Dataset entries
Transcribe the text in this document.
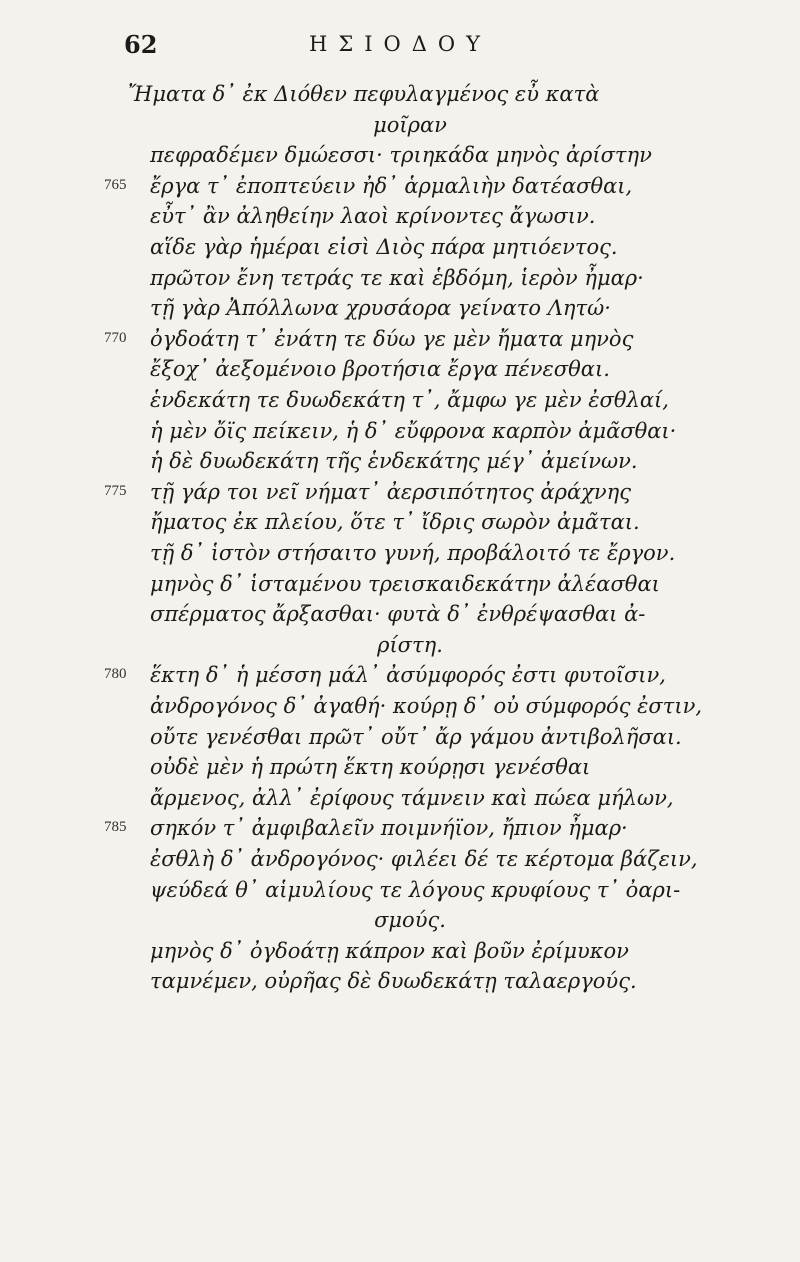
62	ΗΣΙΟΔΟΥ
Ἤματα δ᾽ ἐκ Διόθεν πεφυλαγμένος εὖ κατὰ
μοῖραν
πεφραδέμεν δμώεσσι· τριηκάδα μηνὸς ἀρίστην
765 ἔργα τ᾽ ἐποπτεύειν ἠδ᾽ ἁρμαλιὴν δατέασθαι,
εὖτ᾽ ἂν ἀληθείην λαοὶ κρίνοντες ἄγωσιν.
αἵδε γὰρ ἡμέραι εἰσὶ Διὸς πάρα μητιόεντος.
πρῶτον ἔνη τετράς τε καὶ ἑβδόμη, ἱερὸν ἦμαρ·
τῇ γὰρ Ἀπόλλωνα χρυσάορα γείνατο Λητώ·
770 ὀγδοάτη τ᾽ ἐνάτη τε δύω γε μὲν ἤματα μηνὸς
ἔξοχ᾽ ἀεξομένοιο βροτήσια ἔργα πένεσθαι.
ἑνδεκάτη τε δυωδεκάτη τ᾽, ἄμφω γε μὲν ἐσθλαί,
ἡ μὲν ὄϊς πείκειν, ἡ δ᾽ εὔφρονα καρπὸν ἀμᾶσθαι·
ἡ δὲ δυωδεκάτη τῆς ἑνδεκάτης μέγ᾽ ἀμείνων.
775 τῇ γάρ τοι νεῖ νήματ᾽ ἀερσιπότητος ἀράχνης
ἤματος ἐκ πλείου, ὅτε τ᾽ ἴδρις σωρὸν ἀμᾶται.
τῇ δ᾽ ἱστὸν στήσαιτο γυνή, προβάλοιτό τε ἔργον.
μηνὸς δ᾽ ἱσταμένου τρεισκαιδεκάτην ἀλέασθαι
σπέρματος ἄρξασθαι· φυτὰ δ᾽ ἐνθρέψασθαι ἀ-
ρίστη.
780 ἕκτη δ᾽ ἡ μέσση μάλ᾽ ἀσύμφορός ἐστι φυτοῖσιν,
ἀνδρογόνος δ᾽ ἀγαθή· κούρῃ δ᾽ οὐ σύμφορός ἐστιν,
οὔτε γενέσθαι πρῶτ᾽ οὔτ᾽ ἄρ γάμου ἀντιβολῆσαι.
οὐδὲ μὲν ἡ πρώτη ἕκτη κούρῃσι γενέσθαι
ἄρμενος, ἀλλ᾽ ἐρίφους τάμνειν καὶ πώεα μήλων,
785 σηκόν τ᾽ ἀμφιβαλεῖν ποιμνήϊον, ἤπιον ἦμαρ·
ἐσθλὴ δ᾽ ἀνδρογόνος· φιλέει δέ τε κέρτομα βάζειν,
ψεύδεά θ᾽ αἱμυλίους τε λόγους κρυφίους τ᾽ ὀαρι-
σμούς.
μηνὸς δ᾽ ὀγδοάτῃ κάπρον καὶ βοῦν ἐρίμυκον
ταμνέμεν, οὐρῆας δὲ δυωδεκάτῃ ταλαεργούς.
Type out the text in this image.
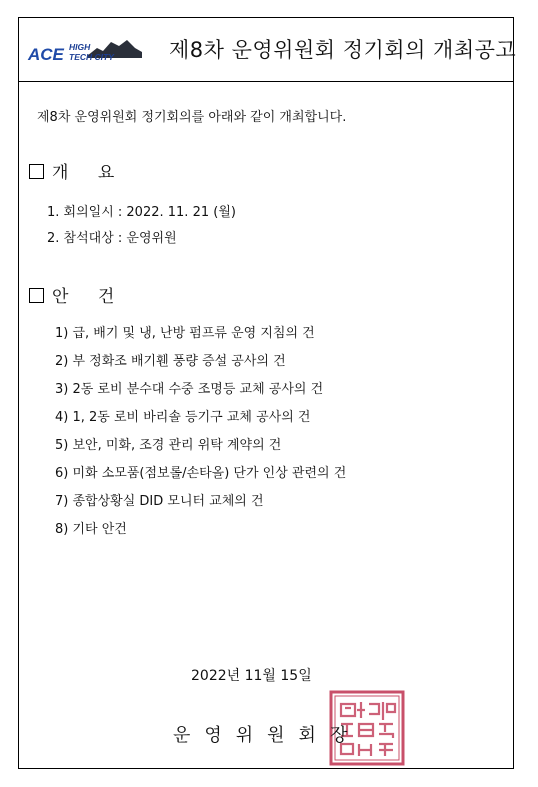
ACE HIGH
TECH CITY	제8차 운영위원회 정기회의 개최공고
제8차 운영위원회 정기회의를 아래와 같이 개최합니다.
개 요
1. 회의일시 : 2022. 11. 21 (월)
2. 참석대상 : 운영위원
안 건
1) 급, 배기 및 냉, 난방 펌프류 운영 지침의 건
2) 부 정화조 배기휀 풍량 증설 공사의 건
3) 2동 로비 분수대 수중 조명등 교체 공사의 건
4) 1, 2동 로비 바리솔 등기구 교체 공사의 건
5) 보안, 미화, 조경 관리 위탁 계약의 건
6) 미화 소모품(점보롤/손타올) 단가 인상 관련의 건
7) 종합상황실 DID 모니터 교체의 건
8) 기타 안건
2022년 11월 15일
운영위원회장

Given exercise. Every entry above should be duplicated exactly. Do not include the images.

Response to this task.
Transcribe the text in this document.
62	ΗΣΙΟΔΟΥ
Ἤματα δ᾽ ἐκ Διόθεν πεφυλαγμένος εὖ κατὰ
μοῖραν
πεφραδέμεν δμώεσσι· τριηκάδα μηνὸς ἀρίστην
765 ἔργα τ᾽ ἐποπτεύειν ἠδ᾽ ἁρμαλιὴν δατέασθαι,
εὖτ᾽ ἂν ἀληθείην λαοὶ κρίνοντες ἄγωσιν.
αἵδε γὰρ ἡμέραι εἰσὶ Διὸς πάρα μητιόεντος.
πρῶτον ἔνη τετράς τε καὶ ἑβδόμη, ἱερὸν ἦμαρ·
τῇ γὰρ Ἀπόλλωνα χρυσάορα γείνατο Λητώ·
770 ὀγδοάτη τ᾽ ἐνάτη τε δύω γε μὲν ἤματα μηνὸς
ἔξοχ᾽ ἀεξομένοιο βροτήσια ἔργα πένεσθαι.
ἑνδεκάτη τε δυωδεκάτη τ᾽, ἄμφω γε μὲν ἐσθλαί,
ἡ μὲν ὄϊς πείκειν, ἡ δ᾽ εὔφρονα καρπὸν ἀμᾶσθαι·
ἡ δὲ δυωδεκάτη τῆς ἑνδεκάτης μέγ᾽ ἀμείνων.
775 τῇ γάρ τοι νεῖ νήματ᾽ ἀερσιπότητος ἀράχνης
ἤματος ἐκ πλείου, ὅτε τ᾽ ἴδρις σωρὸν ἀμᾶται.
τῇ δ᾽ ἱστὸν στήσαιτο γυνή, προβάλοιτό τε ἔργον.
μηνὸς δ᾽ ἱσταμένου τρεισκαιδεκάτην ἀλέασθαι
σπέρματος ἄρξασθαι· φυτὰ δ᾽ ἐνθρέψασθαι ἀ-
ρίστη.
780 ἕκτη δ᾽ ἡ μέσση μάλ᾽ ἀσύμφορός ἐστι φυτοῖσιν,
ἀνδρογόνος δ᾽ ἀγαθή· κούρῃ δ᾽ οὐ σύμφορός ἐστιν,
οὔτε γενέσθαι πρῶτ᾽ οὔτ᾽ ἄρ γάμου ἀντιβολῆσαι.
οὐδὲ μὲν ἡ πρώτη ἕκτη κούρῃσι γενέσθαι
ἄρμενος, ἀλλ᾽ ἐρίφους τάμνειν καὶ πώεα μήλων,
785 σηκόν τ᾽ ἀμφιβαλεῖν ποιμνήϊον, ἤπιον ἦμαρ·
ἐσθλὴ δ᾽ ἀνδρογόνος· φιλέει δέ τε κέρτομα βάζειν,
ψεύδεά θ᾽ αἱμυλίους τε λόγους κρυφίους τ᾽ ὀαρι-
σμούς.
μηνὸς δ᾽ ὀγδοάτῃ κάπρον καὶ βοῦν ἐρίμυκον
ταμνέμεν, οὐρῆας δὲ δυωδεκάτῃ ταλαεργούς.
Type out the text in this image.
ACE HIGH
TECH CITY	제8차 운영위원회 정기회의 개최공고
제8차 운영위원회 정기회의를 아래와 같이 개최합니다.
개 요
1. 회의일시 : 2022. 11. 21 (월)
2. 참석대상 : 운영위원
안 건
1) 급, 배기 및 냉, 난방 펌프류 운영 지침의 건
2) 부 정화조 배기휀 풍량 증설 공사의 건
3) 2동 로비 분수대 수중 조명등 교체 공사의 건
4) 1, 2동 로비 바리솔 등기구 교체 공사의 건
5) 보안, 미화, 조경 관리 위탁 계약의 건
6) 미화 소모품(점보롤/손타올) 단가 인상 관련의 건
7) 종합상황실 DID 모니터 교체의 건
8) 기타 안건
2022년 11월 15일
운영위원회장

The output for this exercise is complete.